** STATED GOAL **
Each entry below is to be written out exactly, and the pictures are to be left out.

[Extracted data entries]
################
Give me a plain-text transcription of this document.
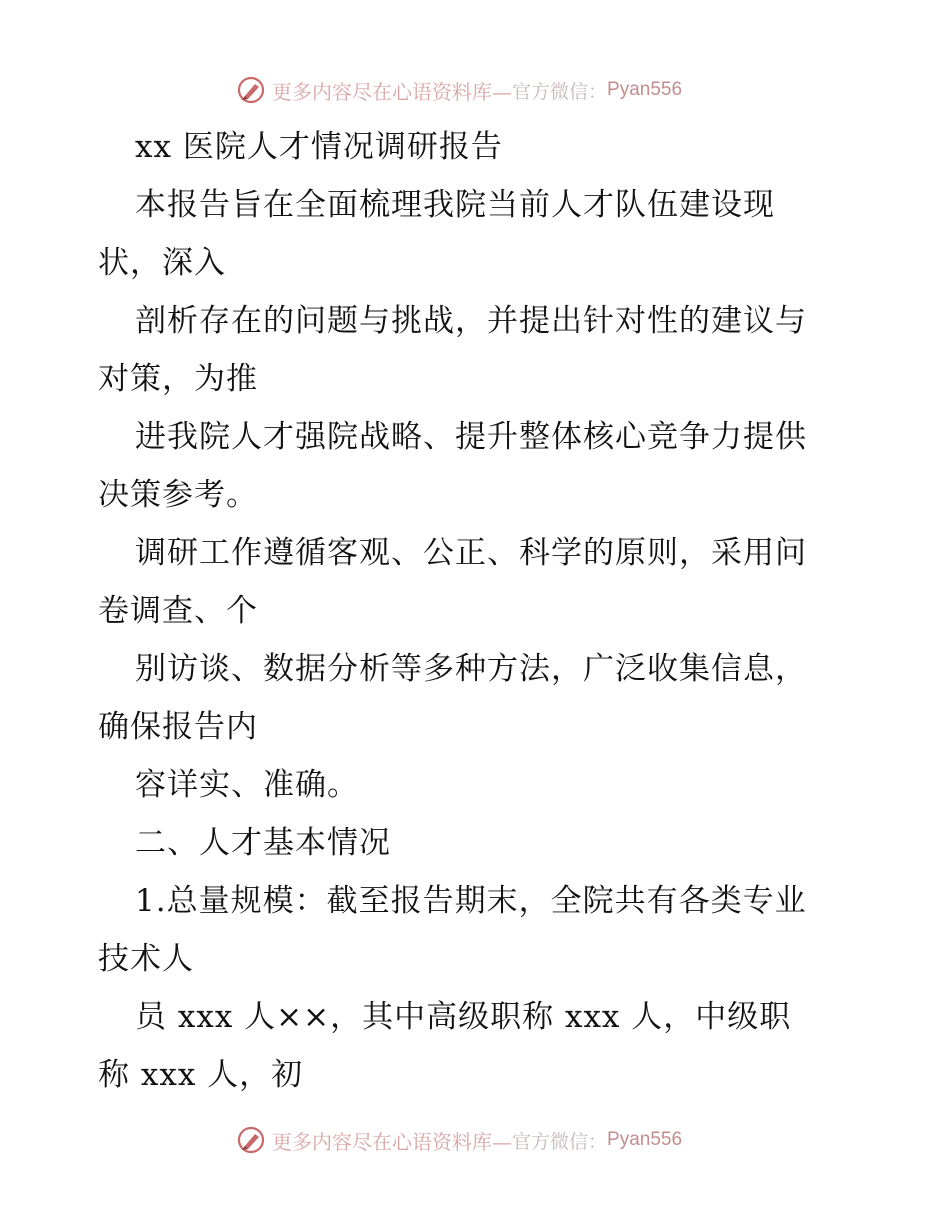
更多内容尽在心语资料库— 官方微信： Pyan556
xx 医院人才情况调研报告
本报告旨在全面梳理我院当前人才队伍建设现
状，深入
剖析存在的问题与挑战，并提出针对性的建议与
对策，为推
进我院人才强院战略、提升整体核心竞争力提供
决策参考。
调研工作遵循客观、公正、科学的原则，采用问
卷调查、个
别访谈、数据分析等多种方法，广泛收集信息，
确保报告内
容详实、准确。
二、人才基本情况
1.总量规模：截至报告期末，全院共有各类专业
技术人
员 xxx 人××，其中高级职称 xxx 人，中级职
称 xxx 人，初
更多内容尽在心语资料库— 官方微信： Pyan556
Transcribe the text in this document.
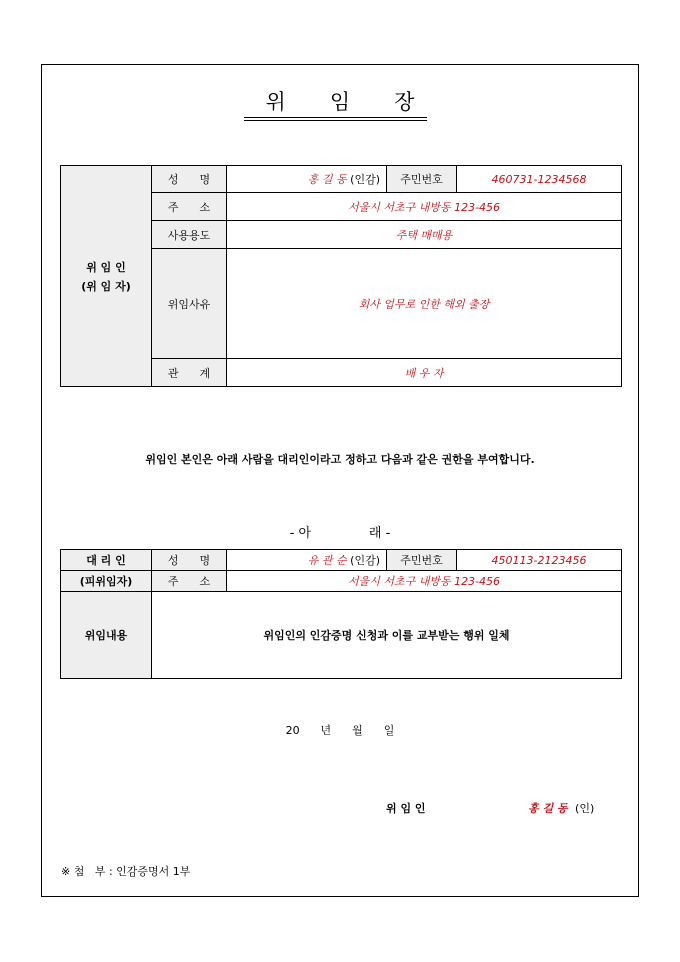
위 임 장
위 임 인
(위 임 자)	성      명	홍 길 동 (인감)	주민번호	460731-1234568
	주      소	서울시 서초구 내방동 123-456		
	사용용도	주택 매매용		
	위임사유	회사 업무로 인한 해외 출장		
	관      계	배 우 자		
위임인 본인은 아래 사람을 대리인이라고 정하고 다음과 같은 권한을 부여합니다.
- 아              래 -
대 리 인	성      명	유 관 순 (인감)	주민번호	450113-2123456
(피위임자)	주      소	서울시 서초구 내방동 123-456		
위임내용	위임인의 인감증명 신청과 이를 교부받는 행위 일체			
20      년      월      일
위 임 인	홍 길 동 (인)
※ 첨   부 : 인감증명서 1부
################
** RESPONSE TO THIS EXERCISE **
Give me a plain-text transcription of this document.
更多内容尽在心语资料库— 官方微信： Pyan556
xx 医院人才情况调研报告
本报告旨在全面梳理我院当前人才队伍建设现
状，深入
剖析存在的问题与挑战，并提出针对性的建议与
对策，为推
进我院人才强院战略、提升整体核心竞争力提供
决策参考。
调研工作遵循客观、公正、科学的原则，采用问
卷调查、个
别访谈、数据分析等多种方法，广泛收集信息，
确保报告内
容详实、准确。
二、人才基本情况
1.总量规模：截至报告期末，全院共有各类专业
技术人
员 xxx 人××，其中高级职称 xxx 人，中级职
称 xxx 人，初
更多内容尽在心语资料库— 官方微信： Pyan556
Transcribe the text in this document.
위 임 장
위 임 인
(위 임 자)	성      명	홍 길 동 (인감)	주민번호	460731-1234568
	주      소	서울시 서초구 내방동 123-456		
	사용용도	주택 매매용		
	위임사유	회사 업무로 인한 해외 출장		
	관      계	배 우 자		
위임인 본인은 아래 사람을 대리인이라고 정하고 다음과 같은 권한을 부여합니다.
- 아              래 -
대 리 인	성      명	유 관 순 (인감)	주민번호	450113-2123456
(피위임자)	주      소	서울시 서초구 내방동 123-456		
위임내용	위임인의 인감증명 신청과 이를 교부받는 행위 일체			
20      년      월      일
위 임 인	홍 길 동 (인)
※ 첨   부 : 인감증명서 1부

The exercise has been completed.